Task description: Extract the lines of the records verbatim, starting at the first line and ending at the line that contains "price-tag: Пре- (1382, 274, 1414, 291)", with both of those lines included.

(Items from a dataset)
..........

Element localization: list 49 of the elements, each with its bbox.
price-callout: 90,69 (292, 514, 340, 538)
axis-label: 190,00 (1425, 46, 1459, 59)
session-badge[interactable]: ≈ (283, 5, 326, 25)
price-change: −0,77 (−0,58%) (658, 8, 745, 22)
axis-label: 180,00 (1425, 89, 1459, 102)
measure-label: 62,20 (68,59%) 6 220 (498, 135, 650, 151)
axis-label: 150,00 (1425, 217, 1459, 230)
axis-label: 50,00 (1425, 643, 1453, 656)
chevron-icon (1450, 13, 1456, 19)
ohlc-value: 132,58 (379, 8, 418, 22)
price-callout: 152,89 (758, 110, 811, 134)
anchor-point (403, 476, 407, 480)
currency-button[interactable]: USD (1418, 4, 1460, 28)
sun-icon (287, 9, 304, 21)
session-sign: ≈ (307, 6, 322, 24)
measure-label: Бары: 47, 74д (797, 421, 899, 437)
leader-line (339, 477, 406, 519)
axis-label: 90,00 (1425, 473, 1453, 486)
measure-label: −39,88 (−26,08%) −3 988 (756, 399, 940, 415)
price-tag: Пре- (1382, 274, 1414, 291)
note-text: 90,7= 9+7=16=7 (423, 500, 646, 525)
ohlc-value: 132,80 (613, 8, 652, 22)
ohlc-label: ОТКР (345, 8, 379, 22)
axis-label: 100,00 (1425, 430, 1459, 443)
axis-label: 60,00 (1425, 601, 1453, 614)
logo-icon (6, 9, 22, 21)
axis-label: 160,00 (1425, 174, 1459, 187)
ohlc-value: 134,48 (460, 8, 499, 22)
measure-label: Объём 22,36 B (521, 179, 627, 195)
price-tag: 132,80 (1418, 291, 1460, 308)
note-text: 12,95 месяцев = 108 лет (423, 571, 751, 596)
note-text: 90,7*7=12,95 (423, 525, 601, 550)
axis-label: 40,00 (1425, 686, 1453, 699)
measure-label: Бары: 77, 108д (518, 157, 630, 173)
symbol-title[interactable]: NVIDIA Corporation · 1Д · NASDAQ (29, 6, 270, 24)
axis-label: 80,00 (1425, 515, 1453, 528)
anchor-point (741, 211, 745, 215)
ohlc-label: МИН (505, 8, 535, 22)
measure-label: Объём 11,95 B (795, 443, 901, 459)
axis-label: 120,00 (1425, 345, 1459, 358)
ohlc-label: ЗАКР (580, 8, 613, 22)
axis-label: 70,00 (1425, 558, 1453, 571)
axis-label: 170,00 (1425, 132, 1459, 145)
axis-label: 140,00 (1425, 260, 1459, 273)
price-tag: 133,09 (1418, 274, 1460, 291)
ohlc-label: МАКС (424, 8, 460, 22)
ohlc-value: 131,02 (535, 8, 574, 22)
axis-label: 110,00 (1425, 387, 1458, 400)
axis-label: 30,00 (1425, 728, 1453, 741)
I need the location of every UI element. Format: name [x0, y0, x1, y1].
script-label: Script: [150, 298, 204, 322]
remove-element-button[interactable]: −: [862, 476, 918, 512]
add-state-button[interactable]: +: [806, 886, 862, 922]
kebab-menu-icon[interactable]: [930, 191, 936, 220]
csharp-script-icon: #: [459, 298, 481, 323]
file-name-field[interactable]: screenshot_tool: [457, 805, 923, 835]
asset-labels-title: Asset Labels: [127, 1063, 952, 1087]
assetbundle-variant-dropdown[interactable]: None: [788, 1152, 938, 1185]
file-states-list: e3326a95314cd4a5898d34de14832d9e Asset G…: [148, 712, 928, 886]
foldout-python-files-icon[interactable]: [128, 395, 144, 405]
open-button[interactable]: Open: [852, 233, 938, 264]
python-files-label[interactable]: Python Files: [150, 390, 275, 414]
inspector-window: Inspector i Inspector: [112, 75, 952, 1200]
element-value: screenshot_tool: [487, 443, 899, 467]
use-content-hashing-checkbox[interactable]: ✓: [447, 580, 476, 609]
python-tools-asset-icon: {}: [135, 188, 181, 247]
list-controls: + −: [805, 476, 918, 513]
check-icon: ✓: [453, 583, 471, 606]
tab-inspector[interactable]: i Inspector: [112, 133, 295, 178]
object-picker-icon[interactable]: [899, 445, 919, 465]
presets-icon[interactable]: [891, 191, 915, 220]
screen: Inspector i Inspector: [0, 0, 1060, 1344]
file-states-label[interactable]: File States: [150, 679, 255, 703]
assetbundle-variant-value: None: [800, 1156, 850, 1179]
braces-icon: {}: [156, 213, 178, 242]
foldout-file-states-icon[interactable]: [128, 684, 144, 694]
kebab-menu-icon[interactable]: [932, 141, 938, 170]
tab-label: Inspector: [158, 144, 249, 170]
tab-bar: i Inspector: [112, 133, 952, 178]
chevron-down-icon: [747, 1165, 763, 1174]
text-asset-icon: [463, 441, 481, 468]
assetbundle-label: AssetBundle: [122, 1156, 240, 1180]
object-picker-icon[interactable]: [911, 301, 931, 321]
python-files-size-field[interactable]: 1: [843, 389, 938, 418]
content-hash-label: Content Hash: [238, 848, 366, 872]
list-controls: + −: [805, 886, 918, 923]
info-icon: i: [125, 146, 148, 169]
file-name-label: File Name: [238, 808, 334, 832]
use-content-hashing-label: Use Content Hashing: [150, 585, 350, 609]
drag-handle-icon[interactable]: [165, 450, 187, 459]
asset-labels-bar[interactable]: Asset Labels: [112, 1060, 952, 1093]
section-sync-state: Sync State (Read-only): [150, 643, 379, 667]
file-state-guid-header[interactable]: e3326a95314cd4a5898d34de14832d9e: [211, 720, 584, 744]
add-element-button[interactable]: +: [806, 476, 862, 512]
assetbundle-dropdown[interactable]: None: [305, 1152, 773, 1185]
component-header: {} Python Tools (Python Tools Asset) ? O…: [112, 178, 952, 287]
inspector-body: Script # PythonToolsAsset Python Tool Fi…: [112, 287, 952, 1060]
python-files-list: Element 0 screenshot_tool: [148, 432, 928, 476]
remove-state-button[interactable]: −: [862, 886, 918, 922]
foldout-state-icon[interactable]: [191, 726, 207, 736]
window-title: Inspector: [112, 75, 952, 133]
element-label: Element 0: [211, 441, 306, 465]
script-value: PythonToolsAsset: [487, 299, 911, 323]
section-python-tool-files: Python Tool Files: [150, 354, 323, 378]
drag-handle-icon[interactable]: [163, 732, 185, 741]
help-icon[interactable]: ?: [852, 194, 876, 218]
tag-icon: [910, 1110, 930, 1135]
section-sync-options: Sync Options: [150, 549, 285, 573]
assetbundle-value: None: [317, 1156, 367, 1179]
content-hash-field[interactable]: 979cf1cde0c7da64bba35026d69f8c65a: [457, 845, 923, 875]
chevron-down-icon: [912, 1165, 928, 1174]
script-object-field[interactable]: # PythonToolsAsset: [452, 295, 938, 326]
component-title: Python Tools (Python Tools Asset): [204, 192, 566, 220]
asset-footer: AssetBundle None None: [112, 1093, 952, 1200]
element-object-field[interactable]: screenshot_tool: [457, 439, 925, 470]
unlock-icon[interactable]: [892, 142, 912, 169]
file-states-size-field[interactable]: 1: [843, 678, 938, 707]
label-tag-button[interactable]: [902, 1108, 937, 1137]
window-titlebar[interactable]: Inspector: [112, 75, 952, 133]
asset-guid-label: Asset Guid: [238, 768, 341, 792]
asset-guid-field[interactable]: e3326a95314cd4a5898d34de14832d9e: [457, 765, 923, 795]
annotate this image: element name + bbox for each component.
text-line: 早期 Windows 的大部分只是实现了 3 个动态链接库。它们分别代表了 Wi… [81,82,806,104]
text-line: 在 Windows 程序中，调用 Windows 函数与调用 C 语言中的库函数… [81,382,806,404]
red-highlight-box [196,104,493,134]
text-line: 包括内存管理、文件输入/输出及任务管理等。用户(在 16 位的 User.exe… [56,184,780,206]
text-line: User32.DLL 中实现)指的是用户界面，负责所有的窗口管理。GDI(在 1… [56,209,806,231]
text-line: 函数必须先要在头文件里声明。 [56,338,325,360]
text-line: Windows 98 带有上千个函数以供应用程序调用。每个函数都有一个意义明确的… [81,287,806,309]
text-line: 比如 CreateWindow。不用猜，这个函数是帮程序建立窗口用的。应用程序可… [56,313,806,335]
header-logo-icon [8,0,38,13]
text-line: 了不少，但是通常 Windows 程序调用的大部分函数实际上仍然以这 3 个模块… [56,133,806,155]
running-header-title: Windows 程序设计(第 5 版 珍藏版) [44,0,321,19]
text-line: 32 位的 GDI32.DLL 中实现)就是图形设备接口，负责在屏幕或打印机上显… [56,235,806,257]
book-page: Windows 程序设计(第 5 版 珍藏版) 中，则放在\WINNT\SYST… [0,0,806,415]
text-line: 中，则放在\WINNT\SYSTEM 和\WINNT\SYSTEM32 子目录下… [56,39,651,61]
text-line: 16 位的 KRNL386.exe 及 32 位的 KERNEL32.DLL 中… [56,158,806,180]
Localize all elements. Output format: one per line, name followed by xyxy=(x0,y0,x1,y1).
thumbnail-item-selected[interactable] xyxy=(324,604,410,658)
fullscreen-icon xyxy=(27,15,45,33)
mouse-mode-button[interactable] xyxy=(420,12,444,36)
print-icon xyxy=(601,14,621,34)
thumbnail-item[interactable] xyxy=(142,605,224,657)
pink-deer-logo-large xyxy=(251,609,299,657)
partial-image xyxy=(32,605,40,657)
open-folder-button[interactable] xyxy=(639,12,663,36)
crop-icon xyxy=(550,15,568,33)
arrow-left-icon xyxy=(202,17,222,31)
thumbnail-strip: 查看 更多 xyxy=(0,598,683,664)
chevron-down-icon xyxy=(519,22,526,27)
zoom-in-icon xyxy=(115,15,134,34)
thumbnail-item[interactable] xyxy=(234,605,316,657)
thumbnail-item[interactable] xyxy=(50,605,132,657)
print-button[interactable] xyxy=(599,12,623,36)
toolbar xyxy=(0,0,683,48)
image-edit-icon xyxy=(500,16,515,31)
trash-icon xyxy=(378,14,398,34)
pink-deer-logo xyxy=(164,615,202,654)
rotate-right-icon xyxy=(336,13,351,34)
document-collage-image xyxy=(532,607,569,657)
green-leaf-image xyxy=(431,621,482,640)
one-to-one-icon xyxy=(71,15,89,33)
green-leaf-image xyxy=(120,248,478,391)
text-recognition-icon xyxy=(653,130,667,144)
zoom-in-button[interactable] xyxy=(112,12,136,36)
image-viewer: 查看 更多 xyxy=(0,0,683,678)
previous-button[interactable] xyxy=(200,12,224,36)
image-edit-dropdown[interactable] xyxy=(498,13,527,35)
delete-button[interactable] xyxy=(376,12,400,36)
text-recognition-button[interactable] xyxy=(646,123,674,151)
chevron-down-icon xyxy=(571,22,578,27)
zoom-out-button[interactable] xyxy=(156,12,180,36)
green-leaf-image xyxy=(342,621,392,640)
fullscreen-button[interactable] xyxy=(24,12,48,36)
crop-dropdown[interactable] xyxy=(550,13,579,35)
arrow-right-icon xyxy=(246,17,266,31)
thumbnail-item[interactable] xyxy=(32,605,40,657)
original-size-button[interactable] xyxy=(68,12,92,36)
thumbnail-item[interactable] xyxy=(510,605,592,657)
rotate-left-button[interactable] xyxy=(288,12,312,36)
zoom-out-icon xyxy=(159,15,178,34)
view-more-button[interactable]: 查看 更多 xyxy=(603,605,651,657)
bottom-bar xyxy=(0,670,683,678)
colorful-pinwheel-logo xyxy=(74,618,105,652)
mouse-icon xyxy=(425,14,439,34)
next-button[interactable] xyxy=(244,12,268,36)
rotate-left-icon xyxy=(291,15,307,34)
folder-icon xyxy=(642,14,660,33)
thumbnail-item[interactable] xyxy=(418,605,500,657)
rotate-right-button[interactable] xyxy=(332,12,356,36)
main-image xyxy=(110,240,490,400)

..........

Task response:
Element localization: list 49 of the elements, each with its bbox.
price-callout: 90,69 (292, 514, 340, 538)
axis-label: 190,00 (1425, 46, 1459, 59)
session-badge[interactable]: ≈ (283, 5, 326, 25)
price-change: −0,77 (−0,58%) (658, 8, 745, 22)
axis-label: 180,00 (1425, 89, 1459, 102)
measure-label: 62,20 (68,59%) 6 220 (498, 135, 650, 151)
axis-label: 150,00 (1425, 217, 1459, 230)
axis-label: 50,00 (1425, 643, 1453, 656)
chevron-icon (1450, 13, 1456, 19)
ohlc-value: 132,58 (379, 8, 418, 22)
price-callout: 152,89 (758, 110, 811, 134)
anchor-point (403, 476, 407, 480)
currency-button[interactable]: USD (1418, 4, 1460, 28)
sun-icon (287, 9, 304, 21)
session-sign: ≈ (307, 6, 322, 24)
measure-label: Бары: 47, 74д (797, 421, 899, 437)
leader-line (339, 477, 406, 519)
axis-label: 90,00 (1425, 473, 1453, 486)
measure-label: −39,88 (−26,08%) −3 988 (756, 399, 940, 415)
price-tag: Пре- (1382, 274, 1414, 291)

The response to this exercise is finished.